==== SOURCE DATA ====

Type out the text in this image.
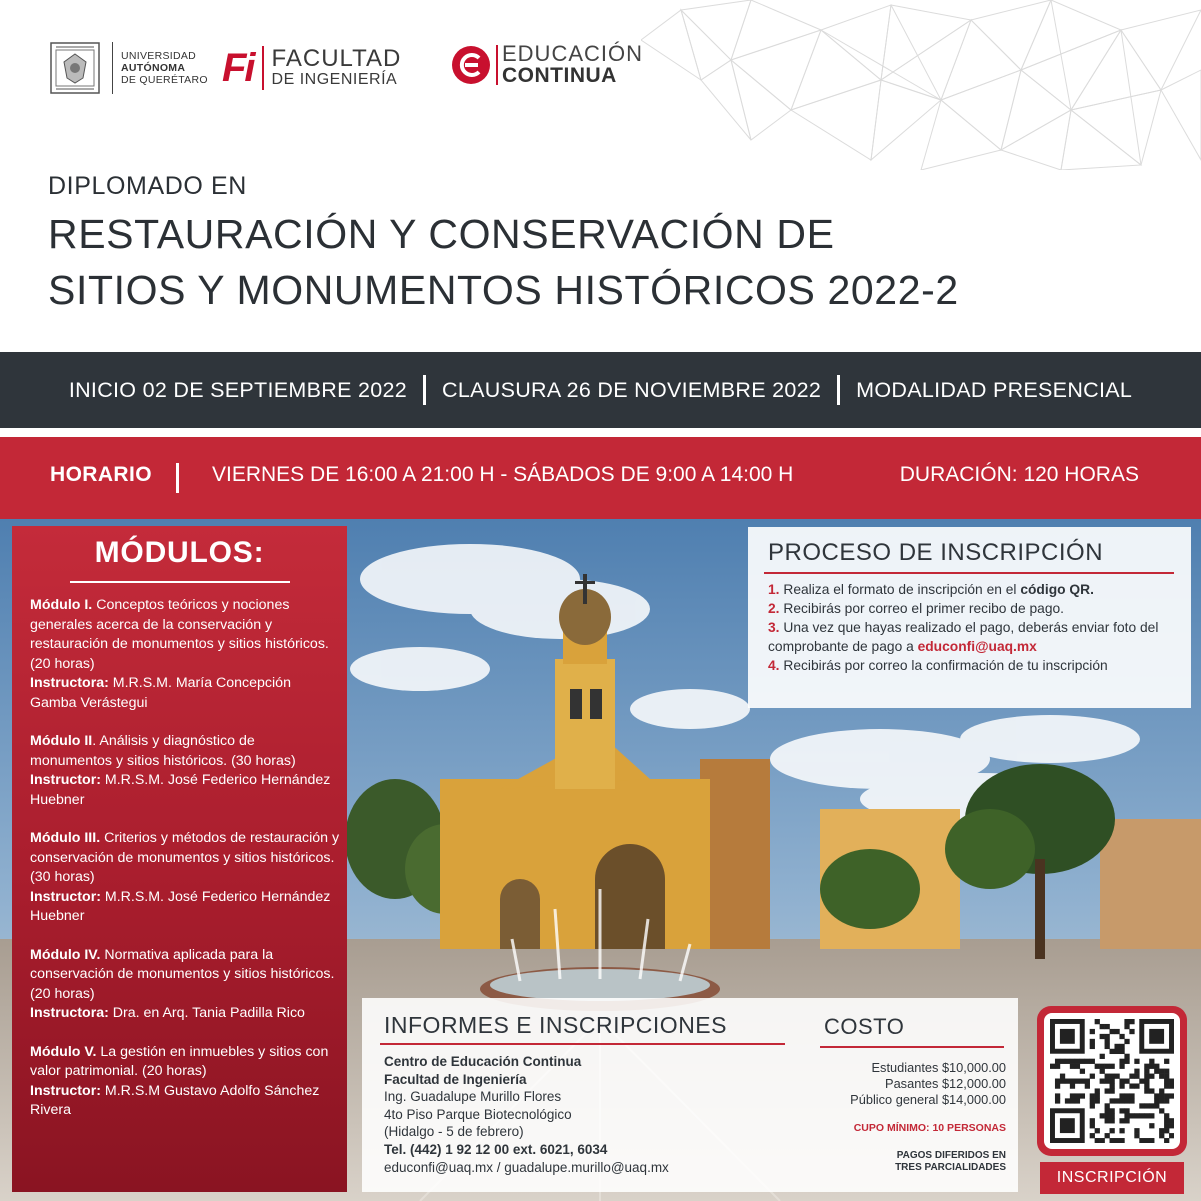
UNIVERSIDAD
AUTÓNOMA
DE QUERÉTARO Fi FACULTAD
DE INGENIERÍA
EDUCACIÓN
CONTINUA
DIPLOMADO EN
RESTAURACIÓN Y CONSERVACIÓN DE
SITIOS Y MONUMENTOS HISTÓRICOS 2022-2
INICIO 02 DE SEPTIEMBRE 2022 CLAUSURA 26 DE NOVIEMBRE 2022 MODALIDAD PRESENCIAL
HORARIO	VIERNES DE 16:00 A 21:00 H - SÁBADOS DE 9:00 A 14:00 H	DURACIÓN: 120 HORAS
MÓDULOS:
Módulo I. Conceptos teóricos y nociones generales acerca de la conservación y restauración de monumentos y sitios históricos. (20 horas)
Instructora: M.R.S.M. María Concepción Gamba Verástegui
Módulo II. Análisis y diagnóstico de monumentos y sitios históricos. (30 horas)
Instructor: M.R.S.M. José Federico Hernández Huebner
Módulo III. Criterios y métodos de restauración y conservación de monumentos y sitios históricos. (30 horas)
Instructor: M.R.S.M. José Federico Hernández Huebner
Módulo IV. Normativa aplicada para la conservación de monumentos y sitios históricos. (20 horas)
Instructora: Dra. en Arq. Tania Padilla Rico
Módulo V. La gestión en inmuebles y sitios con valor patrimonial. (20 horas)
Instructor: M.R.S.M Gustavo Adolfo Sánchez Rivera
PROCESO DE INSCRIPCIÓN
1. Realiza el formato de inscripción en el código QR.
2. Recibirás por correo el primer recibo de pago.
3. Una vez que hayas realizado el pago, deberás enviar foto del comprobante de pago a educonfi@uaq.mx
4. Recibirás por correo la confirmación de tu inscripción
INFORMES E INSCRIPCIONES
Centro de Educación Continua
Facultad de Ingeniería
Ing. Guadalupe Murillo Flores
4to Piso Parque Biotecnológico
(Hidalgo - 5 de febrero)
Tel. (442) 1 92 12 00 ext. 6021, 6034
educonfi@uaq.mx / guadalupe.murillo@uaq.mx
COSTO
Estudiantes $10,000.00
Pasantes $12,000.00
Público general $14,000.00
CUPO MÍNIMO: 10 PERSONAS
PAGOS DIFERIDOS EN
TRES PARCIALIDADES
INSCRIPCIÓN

====
==== SOURCE DATA ====

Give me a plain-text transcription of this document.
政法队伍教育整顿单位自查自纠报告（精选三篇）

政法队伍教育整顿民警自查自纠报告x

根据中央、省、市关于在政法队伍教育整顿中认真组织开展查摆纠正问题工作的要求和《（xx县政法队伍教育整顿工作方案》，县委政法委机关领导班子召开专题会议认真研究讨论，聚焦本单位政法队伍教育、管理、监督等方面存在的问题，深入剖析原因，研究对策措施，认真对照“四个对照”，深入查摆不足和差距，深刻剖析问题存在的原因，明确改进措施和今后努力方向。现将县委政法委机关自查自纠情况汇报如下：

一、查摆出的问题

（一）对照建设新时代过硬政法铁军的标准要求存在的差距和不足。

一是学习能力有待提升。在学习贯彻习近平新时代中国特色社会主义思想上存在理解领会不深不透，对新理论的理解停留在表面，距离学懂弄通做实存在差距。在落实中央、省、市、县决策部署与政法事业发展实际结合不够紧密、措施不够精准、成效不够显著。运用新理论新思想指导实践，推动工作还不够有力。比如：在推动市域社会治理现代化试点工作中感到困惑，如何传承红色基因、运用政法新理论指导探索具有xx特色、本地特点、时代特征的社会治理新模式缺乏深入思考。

====
==== SOURCE DATA ====

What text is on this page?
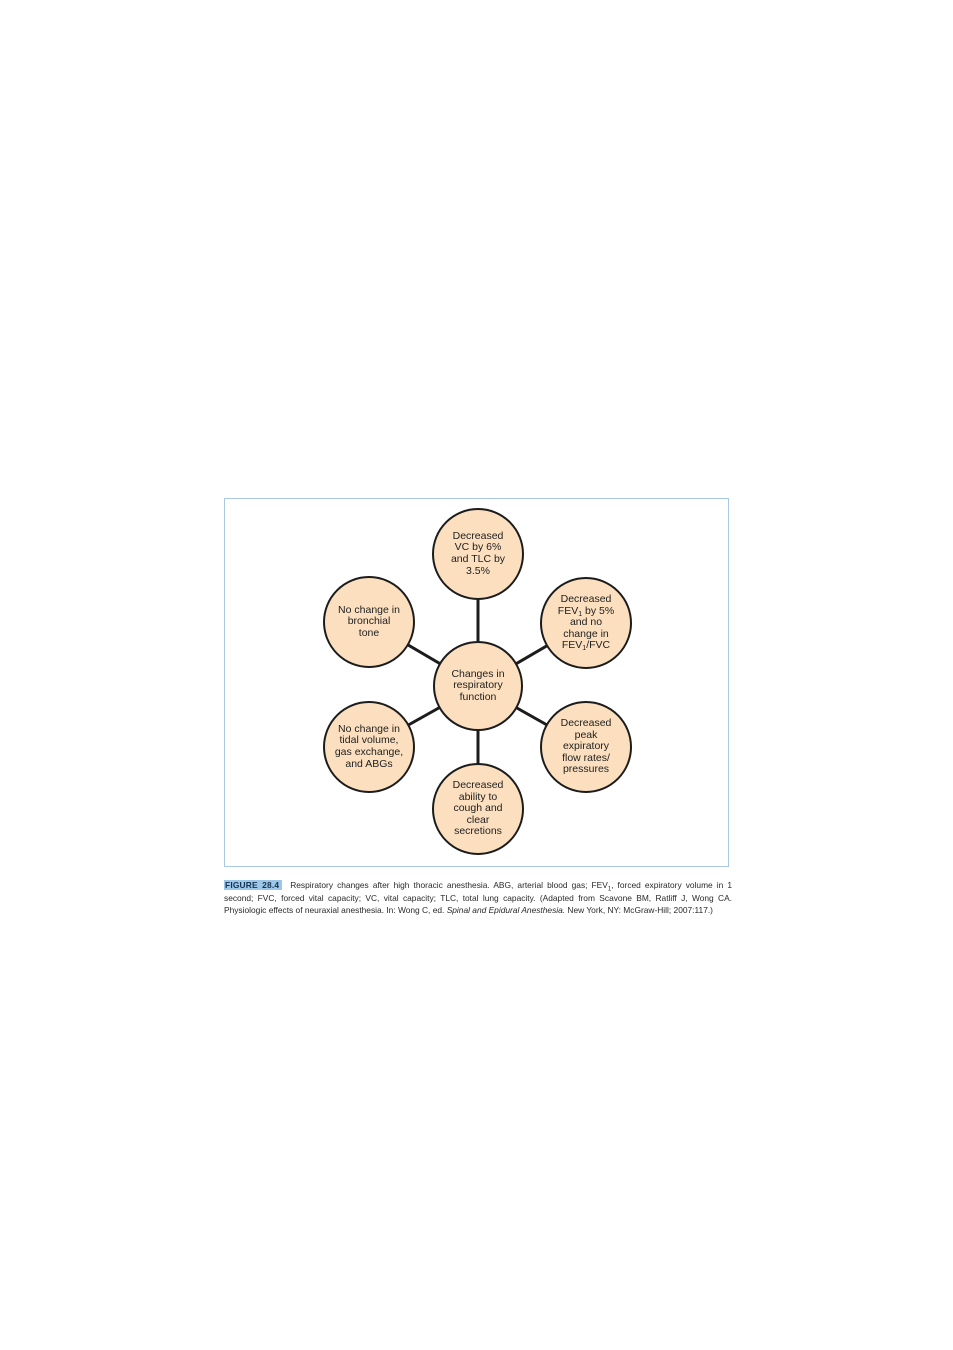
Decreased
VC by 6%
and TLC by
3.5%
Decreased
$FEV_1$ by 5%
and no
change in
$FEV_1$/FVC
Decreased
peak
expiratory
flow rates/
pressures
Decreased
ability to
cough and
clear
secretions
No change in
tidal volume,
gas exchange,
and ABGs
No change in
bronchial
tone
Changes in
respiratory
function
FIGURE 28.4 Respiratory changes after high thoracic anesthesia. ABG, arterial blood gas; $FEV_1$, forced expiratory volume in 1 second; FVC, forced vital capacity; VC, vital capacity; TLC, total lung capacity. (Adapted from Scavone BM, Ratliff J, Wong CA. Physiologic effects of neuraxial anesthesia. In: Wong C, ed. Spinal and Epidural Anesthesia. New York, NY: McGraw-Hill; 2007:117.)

====

- OBJECTIVE:
Scan the records above for the string "educonfi", then select every line that holds it.

- SOLUTION:
3. Una vez que hayas realizado el pago, deberás enviar foto del comprobante de pago a educonfi@uaq.mx
educonfi@uaq.mx / guadalupe.murillo@uaq.mx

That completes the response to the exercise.